++++ 本文
そこで今回は、私が最近子連れで行ったコンサートの様子をご紹介しながら、行きたいけれど躊躇している方の背中を押せれば嬉しく思います。

まずは横浜市のとある団体が企画している、保育園など近隣の施設にオペラ歌手とピアニストを連れて演奏に来てくれるもの。入場無料で、当日参加もOKでした。これは子どものためというよりは、いつも子育てを頑張っているママパパのための時間、というコンセプトです。会場にはオムツ替え&授乳スペースが作られます。泣いても騒いでも走り回っても構わないコンサート。選曲は子どもが飽きない工夫をしながら大人のための曲がたくさん。聴きながら大笑いしたり、最後には涙する方も。私も、久しぶりに恋の歌や秋のしっとりした歌を聴いて、心が潤いました。
++++++++
**問題 1**
子連れコンサートについての本文によると、横浜市の団体が企画したコンサートは何のための時間というコンセプトですか。
**問題 2**
子連れコンサートについての本文を、最後の文の次から書き継いでください。
++++ 提供データ
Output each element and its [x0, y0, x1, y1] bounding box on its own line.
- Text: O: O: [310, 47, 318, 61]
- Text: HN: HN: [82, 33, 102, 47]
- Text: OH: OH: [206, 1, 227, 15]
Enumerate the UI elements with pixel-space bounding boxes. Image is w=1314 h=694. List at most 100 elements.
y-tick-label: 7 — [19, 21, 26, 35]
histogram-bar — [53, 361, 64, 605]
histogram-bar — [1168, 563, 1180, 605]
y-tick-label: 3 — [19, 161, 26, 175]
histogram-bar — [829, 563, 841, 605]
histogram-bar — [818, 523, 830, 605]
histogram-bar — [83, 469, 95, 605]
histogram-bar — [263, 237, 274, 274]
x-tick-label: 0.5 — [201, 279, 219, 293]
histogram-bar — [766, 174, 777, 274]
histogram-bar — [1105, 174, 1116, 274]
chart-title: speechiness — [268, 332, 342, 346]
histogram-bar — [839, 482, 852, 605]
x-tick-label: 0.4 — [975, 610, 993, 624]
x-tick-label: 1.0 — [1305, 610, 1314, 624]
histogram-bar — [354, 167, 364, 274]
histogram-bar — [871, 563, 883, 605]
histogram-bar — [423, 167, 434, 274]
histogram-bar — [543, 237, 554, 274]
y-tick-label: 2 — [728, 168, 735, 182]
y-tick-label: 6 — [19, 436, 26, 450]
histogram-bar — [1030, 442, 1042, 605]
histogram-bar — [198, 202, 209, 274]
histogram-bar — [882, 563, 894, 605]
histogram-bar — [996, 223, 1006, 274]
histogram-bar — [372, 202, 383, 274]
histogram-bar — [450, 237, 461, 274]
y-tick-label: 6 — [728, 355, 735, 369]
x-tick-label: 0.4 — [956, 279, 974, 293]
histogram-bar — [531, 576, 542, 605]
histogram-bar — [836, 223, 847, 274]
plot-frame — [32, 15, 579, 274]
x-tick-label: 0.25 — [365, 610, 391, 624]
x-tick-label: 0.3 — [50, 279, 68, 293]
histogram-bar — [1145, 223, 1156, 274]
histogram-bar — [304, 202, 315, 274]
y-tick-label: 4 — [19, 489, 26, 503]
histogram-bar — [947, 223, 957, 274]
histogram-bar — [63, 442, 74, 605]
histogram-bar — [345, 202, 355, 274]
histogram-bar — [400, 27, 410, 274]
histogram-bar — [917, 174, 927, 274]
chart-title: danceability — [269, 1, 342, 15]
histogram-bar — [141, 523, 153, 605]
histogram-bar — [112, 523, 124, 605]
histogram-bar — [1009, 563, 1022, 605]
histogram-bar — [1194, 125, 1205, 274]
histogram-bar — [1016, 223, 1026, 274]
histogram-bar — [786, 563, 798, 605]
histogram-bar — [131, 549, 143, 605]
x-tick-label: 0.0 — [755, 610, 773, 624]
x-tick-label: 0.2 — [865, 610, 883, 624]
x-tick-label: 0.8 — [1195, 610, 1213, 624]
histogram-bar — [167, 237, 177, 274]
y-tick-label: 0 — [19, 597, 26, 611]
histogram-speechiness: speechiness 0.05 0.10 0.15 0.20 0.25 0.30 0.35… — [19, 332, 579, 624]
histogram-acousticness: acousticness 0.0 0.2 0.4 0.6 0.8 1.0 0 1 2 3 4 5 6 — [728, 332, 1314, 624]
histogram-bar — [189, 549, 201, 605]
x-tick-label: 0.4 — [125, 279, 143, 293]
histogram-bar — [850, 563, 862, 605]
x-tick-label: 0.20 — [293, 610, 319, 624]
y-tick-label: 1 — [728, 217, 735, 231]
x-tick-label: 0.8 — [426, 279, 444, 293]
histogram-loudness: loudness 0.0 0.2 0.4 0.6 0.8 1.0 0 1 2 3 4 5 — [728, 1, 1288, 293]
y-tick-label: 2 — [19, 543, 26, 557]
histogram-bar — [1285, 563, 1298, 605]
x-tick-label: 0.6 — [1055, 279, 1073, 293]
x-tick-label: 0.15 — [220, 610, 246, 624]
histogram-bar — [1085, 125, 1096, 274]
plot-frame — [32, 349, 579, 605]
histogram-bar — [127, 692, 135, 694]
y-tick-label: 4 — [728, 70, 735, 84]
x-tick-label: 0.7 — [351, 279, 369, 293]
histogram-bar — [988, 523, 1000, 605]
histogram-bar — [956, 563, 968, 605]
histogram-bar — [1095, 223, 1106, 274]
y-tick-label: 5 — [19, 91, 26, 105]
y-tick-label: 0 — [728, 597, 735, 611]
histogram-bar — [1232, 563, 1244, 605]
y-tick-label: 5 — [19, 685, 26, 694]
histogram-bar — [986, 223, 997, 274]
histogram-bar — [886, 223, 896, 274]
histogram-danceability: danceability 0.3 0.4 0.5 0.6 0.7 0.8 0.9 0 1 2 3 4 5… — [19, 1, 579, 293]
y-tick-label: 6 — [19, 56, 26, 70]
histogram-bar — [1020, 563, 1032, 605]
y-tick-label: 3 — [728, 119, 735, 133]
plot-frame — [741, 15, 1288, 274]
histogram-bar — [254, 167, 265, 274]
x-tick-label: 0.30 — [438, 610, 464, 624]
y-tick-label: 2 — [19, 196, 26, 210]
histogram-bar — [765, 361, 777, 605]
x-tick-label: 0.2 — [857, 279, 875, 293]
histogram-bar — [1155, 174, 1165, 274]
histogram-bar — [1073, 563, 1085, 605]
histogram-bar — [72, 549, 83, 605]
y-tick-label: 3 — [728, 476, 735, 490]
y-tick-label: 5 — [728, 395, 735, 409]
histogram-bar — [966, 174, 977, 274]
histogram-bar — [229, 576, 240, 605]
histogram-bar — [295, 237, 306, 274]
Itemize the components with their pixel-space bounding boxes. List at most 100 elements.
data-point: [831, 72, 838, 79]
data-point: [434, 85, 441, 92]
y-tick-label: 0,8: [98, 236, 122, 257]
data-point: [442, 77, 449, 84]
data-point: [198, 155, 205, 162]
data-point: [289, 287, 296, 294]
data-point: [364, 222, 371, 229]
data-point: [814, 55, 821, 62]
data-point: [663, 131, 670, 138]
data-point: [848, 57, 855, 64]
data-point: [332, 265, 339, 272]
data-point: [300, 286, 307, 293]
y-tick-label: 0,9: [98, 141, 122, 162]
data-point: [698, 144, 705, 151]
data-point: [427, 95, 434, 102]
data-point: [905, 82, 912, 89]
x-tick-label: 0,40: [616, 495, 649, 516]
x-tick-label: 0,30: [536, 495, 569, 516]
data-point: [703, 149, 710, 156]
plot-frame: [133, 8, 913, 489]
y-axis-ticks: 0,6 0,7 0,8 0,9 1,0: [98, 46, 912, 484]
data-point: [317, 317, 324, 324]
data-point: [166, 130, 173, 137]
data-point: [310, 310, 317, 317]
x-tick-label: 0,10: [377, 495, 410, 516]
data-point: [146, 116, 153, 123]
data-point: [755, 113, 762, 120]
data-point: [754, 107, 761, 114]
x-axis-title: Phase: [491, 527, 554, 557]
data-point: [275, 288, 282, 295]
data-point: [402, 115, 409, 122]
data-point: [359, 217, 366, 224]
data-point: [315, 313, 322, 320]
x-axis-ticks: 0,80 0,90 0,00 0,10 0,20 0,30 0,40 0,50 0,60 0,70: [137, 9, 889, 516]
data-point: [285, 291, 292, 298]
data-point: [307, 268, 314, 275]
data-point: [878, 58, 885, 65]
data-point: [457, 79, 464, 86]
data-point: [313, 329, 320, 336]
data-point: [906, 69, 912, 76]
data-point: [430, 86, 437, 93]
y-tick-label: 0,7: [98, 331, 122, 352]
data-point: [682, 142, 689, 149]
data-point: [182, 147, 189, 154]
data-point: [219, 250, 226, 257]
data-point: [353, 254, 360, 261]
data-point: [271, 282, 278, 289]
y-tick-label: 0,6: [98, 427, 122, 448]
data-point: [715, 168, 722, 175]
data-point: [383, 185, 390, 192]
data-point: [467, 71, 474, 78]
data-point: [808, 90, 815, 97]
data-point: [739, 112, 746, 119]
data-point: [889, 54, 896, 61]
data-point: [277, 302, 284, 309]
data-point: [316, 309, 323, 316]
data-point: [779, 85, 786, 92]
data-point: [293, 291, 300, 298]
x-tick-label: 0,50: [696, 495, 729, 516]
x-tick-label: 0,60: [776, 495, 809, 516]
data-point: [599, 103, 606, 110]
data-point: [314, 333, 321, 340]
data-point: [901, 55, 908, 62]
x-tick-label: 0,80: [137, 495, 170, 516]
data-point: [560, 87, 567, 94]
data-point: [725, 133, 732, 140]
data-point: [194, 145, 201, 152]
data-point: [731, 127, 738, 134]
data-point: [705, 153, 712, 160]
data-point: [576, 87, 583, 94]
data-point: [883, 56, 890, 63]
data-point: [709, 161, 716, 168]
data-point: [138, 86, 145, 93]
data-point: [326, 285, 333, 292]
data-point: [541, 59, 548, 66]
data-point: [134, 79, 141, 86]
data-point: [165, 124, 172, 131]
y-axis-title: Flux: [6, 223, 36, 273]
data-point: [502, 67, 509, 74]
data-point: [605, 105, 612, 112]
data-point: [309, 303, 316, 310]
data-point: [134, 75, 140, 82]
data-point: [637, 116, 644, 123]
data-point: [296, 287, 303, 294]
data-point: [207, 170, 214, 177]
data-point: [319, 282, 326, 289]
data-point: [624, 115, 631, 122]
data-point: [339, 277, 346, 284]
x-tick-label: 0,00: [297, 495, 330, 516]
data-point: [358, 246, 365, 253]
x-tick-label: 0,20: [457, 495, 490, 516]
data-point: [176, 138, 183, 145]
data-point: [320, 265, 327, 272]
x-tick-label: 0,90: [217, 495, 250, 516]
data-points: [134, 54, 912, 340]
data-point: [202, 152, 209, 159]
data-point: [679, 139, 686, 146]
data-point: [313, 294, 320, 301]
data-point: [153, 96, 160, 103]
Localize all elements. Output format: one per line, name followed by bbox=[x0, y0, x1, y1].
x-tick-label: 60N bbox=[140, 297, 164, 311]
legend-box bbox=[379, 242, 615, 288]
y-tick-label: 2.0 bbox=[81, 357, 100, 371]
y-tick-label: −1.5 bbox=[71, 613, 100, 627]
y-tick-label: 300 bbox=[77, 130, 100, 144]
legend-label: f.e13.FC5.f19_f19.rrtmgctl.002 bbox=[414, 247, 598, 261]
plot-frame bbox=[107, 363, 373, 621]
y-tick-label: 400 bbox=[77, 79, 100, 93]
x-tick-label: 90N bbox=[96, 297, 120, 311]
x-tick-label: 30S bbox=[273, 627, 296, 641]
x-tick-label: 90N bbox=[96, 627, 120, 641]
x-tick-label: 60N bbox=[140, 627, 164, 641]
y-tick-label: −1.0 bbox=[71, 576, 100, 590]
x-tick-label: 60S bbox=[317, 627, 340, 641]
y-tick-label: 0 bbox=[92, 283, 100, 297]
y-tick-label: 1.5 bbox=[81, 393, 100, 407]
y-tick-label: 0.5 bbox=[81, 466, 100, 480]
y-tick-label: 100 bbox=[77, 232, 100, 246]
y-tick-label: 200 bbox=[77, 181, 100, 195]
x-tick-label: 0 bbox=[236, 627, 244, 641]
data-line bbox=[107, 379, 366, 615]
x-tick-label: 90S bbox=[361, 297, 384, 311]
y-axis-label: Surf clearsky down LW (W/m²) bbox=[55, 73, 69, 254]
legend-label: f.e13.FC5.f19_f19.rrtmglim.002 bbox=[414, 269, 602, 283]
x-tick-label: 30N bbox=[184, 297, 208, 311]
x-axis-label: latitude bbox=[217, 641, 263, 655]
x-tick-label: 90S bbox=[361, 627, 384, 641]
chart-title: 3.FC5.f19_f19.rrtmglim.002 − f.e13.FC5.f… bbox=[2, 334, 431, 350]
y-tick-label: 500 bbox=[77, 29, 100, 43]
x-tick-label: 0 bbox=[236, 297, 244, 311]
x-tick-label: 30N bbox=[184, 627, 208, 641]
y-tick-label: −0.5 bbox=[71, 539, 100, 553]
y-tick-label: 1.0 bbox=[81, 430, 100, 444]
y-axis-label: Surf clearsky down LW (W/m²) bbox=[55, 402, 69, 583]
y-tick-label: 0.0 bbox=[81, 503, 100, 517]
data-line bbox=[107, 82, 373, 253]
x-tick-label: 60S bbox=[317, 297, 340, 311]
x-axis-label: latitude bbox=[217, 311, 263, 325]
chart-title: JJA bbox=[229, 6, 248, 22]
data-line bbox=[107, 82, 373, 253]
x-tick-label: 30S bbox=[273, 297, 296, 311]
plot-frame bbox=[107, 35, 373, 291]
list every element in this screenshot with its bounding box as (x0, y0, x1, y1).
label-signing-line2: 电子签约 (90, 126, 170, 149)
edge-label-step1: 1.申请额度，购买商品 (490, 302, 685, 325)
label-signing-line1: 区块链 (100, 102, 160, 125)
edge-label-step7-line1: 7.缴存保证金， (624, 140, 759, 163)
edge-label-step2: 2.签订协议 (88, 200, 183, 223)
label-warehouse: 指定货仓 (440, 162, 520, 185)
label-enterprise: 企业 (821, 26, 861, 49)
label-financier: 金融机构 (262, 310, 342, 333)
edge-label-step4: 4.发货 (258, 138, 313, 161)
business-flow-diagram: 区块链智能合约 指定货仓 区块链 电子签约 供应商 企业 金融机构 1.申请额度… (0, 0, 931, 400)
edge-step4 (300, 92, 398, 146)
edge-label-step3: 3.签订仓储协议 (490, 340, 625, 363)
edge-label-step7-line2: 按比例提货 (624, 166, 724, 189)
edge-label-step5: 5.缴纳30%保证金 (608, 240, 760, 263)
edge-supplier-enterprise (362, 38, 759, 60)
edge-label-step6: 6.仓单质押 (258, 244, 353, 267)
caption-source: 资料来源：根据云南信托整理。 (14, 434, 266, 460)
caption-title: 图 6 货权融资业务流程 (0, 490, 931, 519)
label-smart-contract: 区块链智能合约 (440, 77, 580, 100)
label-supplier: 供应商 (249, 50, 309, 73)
++++++++
**回答 1**
子どものためというよりは、いつも子育てを頑張っているママパパのための時間です。

**回答 2**
またある子育て支援の場所では、小さなお部屋にヴァイオリニストが1人で来てくれました。入場無料で予約不要でした。そこでも授乳やオムツ替えは自由に行えました。子ども達は手が届く距離で演奏される音楽にびっくりしながらも、目が釘付けで楽しんでいた様子です。最後には大人のリクエストで「情熱大陸」のメインテーマを演奏して下さり、大変盛り上がりました。

更には、某市民ホールで行われた親子コンサート。チケットは当日券のみ販売でした。ホール入り口にオムツ替え&授乳ブースが設置され、中は400席以上のほぼ8割が埋まるほどの大盛況。演奏者が、今日は泣いても走り回ってもいいと話してくれました。10分後には子ども達の集中力が切れてきて、走り出す子も続出。それでも演奏は続きます。突然、舞台の照明が雪の結晶のようになり動き出しました。動いていた子どもたちは静止、私もまるでミュージカルを観ているようでしばし心が奪われました。

これらはほんの一例ですが、このように、様々な工夫を凝らしたコンサートがあります。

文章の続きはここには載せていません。